◆ **BRIEF**
Print, exactly and completely, every entry in the data.

Records:
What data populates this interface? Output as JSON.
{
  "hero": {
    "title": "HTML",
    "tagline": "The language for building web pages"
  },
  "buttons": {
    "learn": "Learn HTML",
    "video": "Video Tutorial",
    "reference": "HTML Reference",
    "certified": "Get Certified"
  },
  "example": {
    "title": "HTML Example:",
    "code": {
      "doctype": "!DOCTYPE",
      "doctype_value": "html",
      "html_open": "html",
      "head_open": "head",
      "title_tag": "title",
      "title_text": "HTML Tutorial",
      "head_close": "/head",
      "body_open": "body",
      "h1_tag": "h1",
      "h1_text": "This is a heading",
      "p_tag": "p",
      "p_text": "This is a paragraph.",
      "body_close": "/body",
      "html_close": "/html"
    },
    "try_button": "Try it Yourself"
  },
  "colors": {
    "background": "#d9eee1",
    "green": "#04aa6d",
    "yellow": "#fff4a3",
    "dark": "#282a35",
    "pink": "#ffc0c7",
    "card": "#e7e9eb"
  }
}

◆ **ANSWER BELOW**
What data populates this interface? Output as JSON.
{
  "hero": {
    "title": "HTML",
    "tagline": "The language for building web pages"
  },
  "buttons": {
    "learn": "Learn HTML",
    "video": "Video Tutorial",
    "reference": "HTML Reference",
    "certified": "Get Certified"
  },
  "example": {
    "title": "HTML Example:",
    "code": {
      "doctype": "!DOCTYPE",
      "doctype_value": "html",
      "html_open": "html",
      "head_open": "head",
      "title_tag": "title",
      "title_text": "HTML Tutorial",
      "head_close": "/head",
      "body_open": "body",
      "h1_tag": "h1",
      "h1_text": "This is a heading",
      "p_tag": "p",
      "p_text": "This is a paragraph.",
      "body_close": "/body",
      "html_close": "/html"
    },
    "try_button": "Try it Yourself"
  },
  "colors": {
    "background": "#d9eee1",
    "green": "#04aa6d",
    "yellow": "#fff4a3",
    "dark": "#282a35",
    "pink": "#ffc0c7",
    "card": "#e7e9eb"
  }
}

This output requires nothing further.